# [What the task requires]
Pick out the lines in the listing below that contain the word "content" and copy them.

# [Data shown]
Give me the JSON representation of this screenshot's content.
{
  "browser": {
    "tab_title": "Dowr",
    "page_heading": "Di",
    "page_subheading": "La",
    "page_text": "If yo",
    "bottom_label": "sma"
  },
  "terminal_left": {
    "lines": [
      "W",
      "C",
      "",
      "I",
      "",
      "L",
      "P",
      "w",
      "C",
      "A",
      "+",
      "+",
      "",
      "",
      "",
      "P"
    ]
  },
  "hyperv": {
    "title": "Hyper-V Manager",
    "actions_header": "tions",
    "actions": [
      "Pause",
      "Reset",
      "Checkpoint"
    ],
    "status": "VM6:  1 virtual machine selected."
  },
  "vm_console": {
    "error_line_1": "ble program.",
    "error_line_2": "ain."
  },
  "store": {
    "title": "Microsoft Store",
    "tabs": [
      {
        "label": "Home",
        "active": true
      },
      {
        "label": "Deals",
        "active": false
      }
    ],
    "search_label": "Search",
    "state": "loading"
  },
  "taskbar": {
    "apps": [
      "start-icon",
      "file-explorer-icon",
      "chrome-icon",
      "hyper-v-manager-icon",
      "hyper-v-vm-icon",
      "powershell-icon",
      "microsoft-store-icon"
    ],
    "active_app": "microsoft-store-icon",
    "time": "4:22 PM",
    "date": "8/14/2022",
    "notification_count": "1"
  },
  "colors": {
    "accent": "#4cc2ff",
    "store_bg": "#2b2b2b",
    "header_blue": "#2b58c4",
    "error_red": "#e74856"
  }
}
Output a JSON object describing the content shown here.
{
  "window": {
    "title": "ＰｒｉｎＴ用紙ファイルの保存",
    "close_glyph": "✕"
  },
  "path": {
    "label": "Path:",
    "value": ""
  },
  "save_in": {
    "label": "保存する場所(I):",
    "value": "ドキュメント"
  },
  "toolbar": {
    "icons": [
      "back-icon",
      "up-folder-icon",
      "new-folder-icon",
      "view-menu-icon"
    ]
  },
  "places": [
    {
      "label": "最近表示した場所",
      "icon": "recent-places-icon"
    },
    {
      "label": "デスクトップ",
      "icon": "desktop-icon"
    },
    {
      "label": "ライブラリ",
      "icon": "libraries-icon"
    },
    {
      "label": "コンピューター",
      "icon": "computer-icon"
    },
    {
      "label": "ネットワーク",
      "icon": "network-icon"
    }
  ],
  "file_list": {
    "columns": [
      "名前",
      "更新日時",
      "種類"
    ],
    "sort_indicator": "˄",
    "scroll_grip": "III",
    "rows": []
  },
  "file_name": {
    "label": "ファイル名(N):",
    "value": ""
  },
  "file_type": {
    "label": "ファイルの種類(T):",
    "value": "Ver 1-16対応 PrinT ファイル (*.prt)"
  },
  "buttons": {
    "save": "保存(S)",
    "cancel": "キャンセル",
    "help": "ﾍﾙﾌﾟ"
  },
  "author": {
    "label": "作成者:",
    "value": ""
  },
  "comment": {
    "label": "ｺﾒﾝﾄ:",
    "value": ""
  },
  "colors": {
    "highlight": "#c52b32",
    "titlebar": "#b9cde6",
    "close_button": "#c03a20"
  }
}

# [Exercise response]
Give me the JSON representation of this screenshot's content.
Output a JSON object describing the content shown here.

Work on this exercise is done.